Task goal:
All the records that follow need to be reproduced exactly. Omit the images.

Information supplied:

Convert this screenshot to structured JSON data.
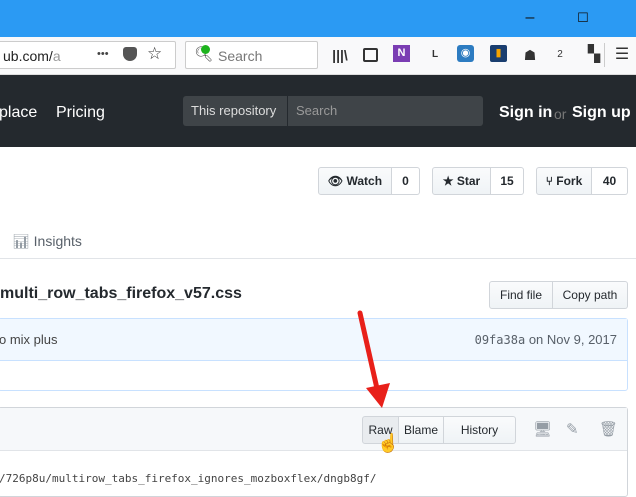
{
  "browser": {
    "window_controls": {
      "minimize": "–",
      "maximize": "☐"
    },
    "url_partial": "ub.com/",
    "url_faded": "a",
    "url_more": "•••",
    "search_placeholder": "Search",
    "toolbar_icons": [
      "library-icon",
      "sidebar-icon",
      "onenote-icon",
      "lastpass-icon",
      "feed-icon",
      "stats-icon",
      "ghostery-icon",
      "notification-icon",
      "extensions-icon",
      "menu-icon"
    ],
    "lastpass_letter": "L",
    "notification_count": "2"
  },
  "github_header": {
    "nav": [
      "place",
      "Pricing"
    ],
    "scope_label": "This repository",
    "search_placeholder": "Search",
    "sign_in": "Sign in",
    "or": "or",
    "sign_up": "Sign up"
  },
  "repo": {
    "watch_label": "Watch",
    "watch_count": "0",
    "star_label": "Star",
    "star_count": "15",
    "fork_label": "Fork",
    "fork_count": "40",
    "insights_tab": "Insights"
  },
  "file": {
    "name": "multi_row_tabs_firefox_v57.css",
    "find_file": "Find file",
    "copy_path": "Copy path",
    "commit_message": "o mix plus",
    "commit_sha": "09fa38a",
    "commit_date": "on Nov 9, 2017",
    "raw": "Raw",
    "blame": "Blame",
    "history": "History",
    "code_line": "/726p8u/multirow_tabs_firefox_ignores_mozboxflex/dngb8gf/"
  },
  "colors": {
    "titlebar": "#2b9af3",
    "github_header": "#24292e",
    "arrow": "#e8201a"
  }
}
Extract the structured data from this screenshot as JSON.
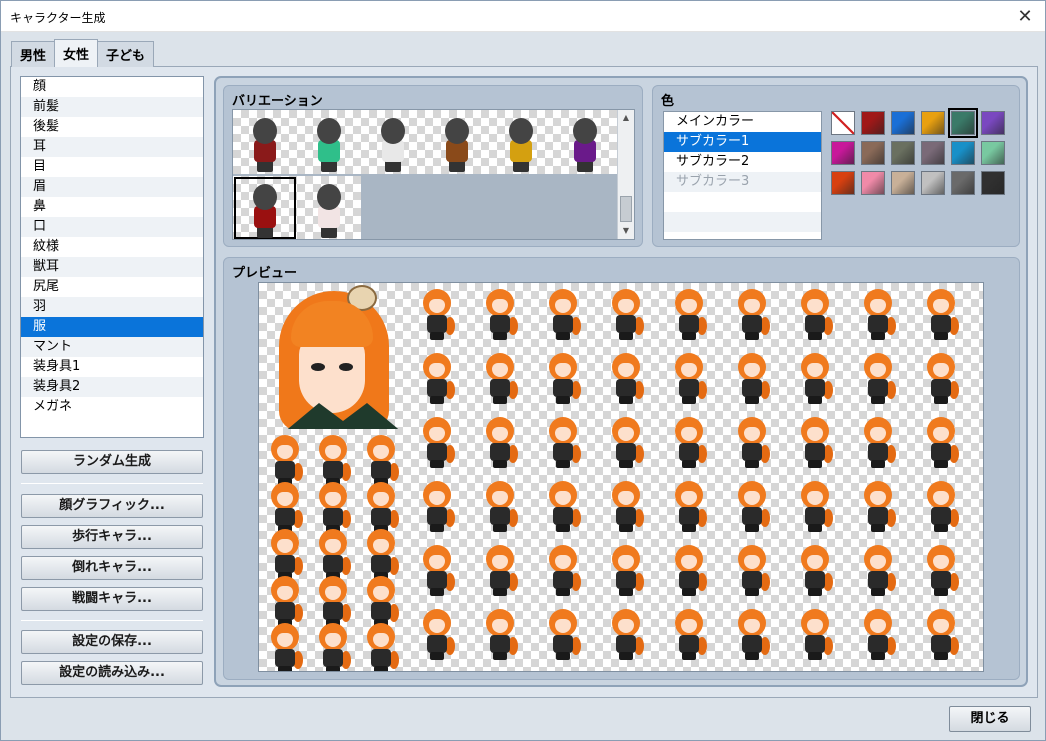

Complete response:
Convert this screenshot to structured JSON data.
{
  "browser": {
    "window_controls": {
      "minimize": "–",
      "maximize": "☐"
    },
    "url_partial": "ub.com/",
    "url_faded": "a",
    "url_more": "•••",
    "search_placeholder": "Search",
    "toolbar_icons": [
      "library-icon",
      "sidebar-icon",
      "onenote-icon",
      "lastpass-icon",
      "feed-icon",
      "stats-icon",
      "ghostery-icon",
      "notification-icon",
      "extensions-icon",
      "menu-icon"
    ],
    "lastpass_letter": "L",
    "notification_count": "2"
  },
  "github_header": {
    "nav": [
      "place",
      "Pricing"
    ],
    "scope_label": "This repository",
    "search_placeholder": "Search",
    "sign_in": "Sign in",
    "or": "or",
    "sign_up": "Sign up"
  },
  "repo": {
    "watch_label": "Watch",
    "watch_count": "0",
    "star_label": "Star",
    "star_count": "15",
    "fork_label": "Fork",
    "fork_count": "40",
    "insights_tab": "Insights"
  },
  "file": {
    "name": "multi_row_tabs_firefox_v57.css",
    "find_file": "Find file",
    "copy_path": "Copy path",
    "commit_message": "o mix plus",
    "commit_sha": "09fa38a",
    "commit_date": "on Nov 9, 2017",
    "raw": "Raw",
    "blame": "Blame",
    "history": "History",
    "code_line": "/726p8u/multirow_tabs_firefox_ignores_mozboxflex/dngb8gf/"
  },
  "colors": {
    "titlebar": "#2b9af3",
    "github_header": "#24292e",
    "arrow": "#e8201a"
  }
}
Extract the structured data from this screenshot as JSON.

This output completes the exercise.